### Material supplied
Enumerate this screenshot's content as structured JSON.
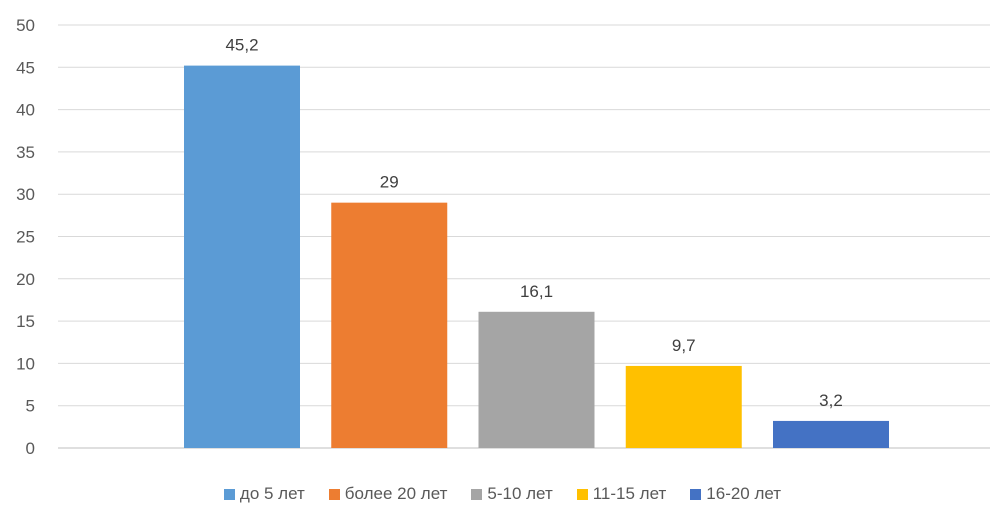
{
  "chart_data": {
    "type": "bar",
    "title": "",
    "xlabel": "",
    "ylabel": "",
    "ylim": [
      0,
      50
    ],
    "yticks": [
      0,
      5,
      10,
      15,
      20,
      25,
      30,
      35,
      40,
      45,
      50
    ],
    "grid": true,
    "legend_position": "bottom",
    "decimal_separator": ",",
    "categories": [
      "до 5 лет",
      "более 20 лет",
      "5-10 лет",
      "11-15 лет",
      "16-20 лет"
    ],
    "values": [
      45.2,
      29,
      16.1,
      9.7,
      3.2
    ],
    "data_labels": [
      "45,2",
      "29",
      "16,1",
      "9,7",
      "3,2"
    ],
    "colors": [
      "#5B9BD5",
      "#ED7D31",
      "#A5A5A5",
      "#FFC000",
      "#4472C4"
    ]
  }
}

### Request
Omit the pictures and give the material again, exactly and in full.

### Solution for this task
Enumerate this screenshot's content as structured JSON.
{
  "chart_data": {
    "type": "bar",
    "title": "",
    "xlabel": "",
    "ylabel": "",
    "ylim": [
      0,
      50
    ],
    "yticks": [
      0,
      5,
      10,
      15,
      20,
      25,
      30,
      35,
      40,
      45,
      50
    ],
    "grid": true,
    "legend_position": "bottom",
    "decimal_separator": ",",
    "categories": [
      "до 5 лет",
      "более 20 лет",
      "5-10 лет",
      "11-15 лет",
      "16-20 лет"
    ],
    "values": [
      45.2,
      29,
      16.1,
      9.7,
      3.2
    ],
    "data_labels": [
      "45,2",
      "29",
      "16,1",
      "9,7",
      "3,2"
    ],
    "colors": [
      "#5B9BD5",
      "#ED7D31",
      "#A5A5A5",
      "#FFC000",
      "#4472C4"
    ]
  }
}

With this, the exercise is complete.